Set task: Of all the lines in the data below, how many contain "JSON"? Report that number alone.

####################

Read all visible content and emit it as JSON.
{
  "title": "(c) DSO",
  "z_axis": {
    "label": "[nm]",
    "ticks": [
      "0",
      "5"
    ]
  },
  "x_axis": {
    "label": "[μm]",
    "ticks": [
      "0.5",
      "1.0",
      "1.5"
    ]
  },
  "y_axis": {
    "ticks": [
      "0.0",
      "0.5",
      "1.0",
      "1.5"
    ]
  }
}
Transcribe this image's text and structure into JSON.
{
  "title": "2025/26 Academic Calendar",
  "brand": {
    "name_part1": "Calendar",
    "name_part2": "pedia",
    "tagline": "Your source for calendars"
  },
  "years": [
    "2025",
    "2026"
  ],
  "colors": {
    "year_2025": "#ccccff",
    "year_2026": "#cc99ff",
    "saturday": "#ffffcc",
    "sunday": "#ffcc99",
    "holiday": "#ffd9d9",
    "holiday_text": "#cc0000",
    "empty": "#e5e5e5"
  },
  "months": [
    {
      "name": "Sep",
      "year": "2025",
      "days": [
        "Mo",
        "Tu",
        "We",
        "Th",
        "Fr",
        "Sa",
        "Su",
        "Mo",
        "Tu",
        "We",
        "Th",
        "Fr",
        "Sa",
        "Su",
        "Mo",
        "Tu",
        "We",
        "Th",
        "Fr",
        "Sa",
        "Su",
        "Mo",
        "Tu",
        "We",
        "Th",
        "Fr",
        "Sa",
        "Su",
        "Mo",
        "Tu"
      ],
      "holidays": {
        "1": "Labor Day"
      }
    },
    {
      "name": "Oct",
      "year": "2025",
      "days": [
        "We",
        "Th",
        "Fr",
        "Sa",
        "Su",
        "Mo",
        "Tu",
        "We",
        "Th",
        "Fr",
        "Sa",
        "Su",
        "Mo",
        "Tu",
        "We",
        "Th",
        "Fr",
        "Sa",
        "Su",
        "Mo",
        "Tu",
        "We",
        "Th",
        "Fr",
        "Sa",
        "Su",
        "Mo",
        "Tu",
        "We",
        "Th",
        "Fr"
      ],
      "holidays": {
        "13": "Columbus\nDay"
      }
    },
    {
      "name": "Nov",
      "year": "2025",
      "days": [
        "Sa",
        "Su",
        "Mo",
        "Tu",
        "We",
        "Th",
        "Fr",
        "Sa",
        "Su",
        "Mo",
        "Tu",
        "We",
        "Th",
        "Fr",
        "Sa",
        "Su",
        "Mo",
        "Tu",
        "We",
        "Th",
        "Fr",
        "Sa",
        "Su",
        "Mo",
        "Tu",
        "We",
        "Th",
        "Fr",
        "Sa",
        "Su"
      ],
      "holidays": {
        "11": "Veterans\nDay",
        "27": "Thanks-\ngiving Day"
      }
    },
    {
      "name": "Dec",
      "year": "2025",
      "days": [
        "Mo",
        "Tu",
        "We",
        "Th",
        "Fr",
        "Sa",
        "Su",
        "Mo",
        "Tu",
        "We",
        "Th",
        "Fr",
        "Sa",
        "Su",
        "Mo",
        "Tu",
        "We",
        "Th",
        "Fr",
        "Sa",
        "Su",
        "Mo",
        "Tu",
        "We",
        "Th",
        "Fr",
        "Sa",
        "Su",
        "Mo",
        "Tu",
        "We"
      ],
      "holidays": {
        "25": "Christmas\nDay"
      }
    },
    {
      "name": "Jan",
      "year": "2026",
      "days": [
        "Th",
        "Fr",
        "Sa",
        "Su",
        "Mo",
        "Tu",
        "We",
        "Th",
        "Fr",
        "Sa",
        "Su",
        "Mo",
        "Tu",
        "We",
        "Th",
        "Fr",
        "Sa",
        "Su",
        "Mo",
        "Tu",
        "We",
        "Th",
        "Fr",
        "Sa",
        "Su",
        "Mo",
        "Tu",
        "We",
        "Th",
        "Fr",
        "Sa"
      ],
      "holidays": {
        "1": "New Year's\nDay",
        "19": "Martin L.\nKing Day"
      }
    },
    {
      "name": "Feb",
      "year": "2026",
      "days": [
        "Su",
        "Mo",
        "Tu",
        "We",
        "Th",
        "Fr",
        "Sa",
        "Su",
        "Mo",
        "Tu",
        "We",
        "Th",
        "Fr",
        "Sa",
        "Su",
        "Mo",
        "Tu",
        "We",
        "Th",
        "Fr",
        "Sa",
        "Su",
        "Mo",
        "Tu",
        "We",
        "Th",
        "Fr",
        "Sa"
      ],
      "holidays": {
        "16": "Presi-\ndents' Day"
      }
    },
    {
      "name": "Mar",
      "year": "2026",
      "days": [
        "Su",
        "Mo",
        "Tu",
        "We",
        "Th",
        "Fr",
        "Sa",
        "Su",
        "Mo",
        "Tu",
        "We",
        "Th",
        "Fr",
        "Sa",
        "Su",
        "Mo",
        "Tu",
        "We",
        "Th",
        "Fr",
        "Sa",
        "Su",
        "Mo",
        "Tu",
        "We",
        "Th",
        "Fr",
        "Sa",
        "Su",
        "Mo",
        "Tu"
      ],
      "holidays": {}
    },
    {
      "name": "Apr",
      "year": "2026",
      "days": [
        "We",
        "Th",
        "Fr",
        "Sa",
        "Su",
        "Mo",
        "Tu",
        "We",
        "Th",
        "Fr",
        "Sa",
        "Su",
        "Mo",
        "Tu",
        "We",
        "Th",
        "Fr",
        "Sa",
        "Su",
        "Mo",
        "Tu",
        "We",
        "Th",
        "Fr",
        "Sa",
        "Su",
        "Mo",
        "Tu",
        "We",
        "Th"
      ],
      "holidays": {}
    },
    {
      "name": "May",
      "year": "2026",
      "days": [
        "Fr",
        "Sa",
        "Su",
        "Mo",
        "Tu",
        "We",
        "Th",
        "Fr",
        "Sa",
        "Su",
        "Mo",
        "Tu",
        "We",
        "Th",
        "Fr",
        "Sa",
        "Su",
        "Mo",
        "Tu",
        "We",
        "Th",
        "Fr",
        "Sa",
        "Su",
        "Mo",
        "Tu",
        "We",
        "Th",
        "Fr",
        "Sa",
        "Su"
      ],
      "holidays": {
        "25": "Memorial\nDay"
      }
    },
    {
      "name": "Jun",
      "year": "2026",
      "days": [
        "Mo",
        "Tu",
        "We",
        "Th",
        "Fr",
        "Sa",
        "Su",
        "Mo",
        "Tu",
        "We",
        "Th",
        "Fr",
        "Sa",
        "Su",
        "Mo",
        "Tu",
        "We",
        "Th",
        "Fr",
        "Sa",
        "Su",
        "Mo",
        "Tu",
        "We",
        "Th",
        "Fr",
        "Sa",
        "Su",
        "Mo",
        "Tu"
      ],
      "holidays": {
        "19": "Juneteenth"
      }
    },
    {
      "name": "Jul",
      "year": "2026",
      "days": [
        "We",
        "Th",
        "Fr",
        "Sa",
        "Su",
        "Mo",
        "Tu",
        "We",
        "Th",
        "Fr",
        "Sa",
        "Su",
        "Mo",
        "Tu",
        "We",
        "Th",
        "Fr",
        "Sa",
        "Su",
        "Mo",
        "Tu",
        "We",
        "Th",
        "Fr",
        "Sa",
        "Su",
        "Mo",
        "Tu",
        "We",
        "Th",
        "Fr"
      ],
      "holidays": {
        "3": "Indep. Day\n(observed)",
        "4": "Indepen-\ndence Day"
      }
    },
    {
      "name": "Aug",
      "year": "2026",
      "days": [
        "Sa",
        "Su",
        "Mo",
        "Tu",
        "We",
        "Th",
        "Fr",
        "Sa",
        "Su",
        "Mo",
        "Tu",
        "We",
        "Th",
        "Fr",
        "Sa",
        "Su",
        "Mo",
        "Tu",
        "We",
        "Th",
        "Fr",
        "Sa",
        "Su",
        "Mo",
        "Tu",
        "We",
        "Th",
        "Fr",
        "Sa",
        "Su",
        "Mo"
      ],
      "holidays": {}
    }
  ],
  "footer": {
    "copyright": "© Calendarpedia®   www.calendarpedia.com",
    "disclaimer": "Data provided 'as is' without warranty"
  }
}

####################

Exercise answer: 2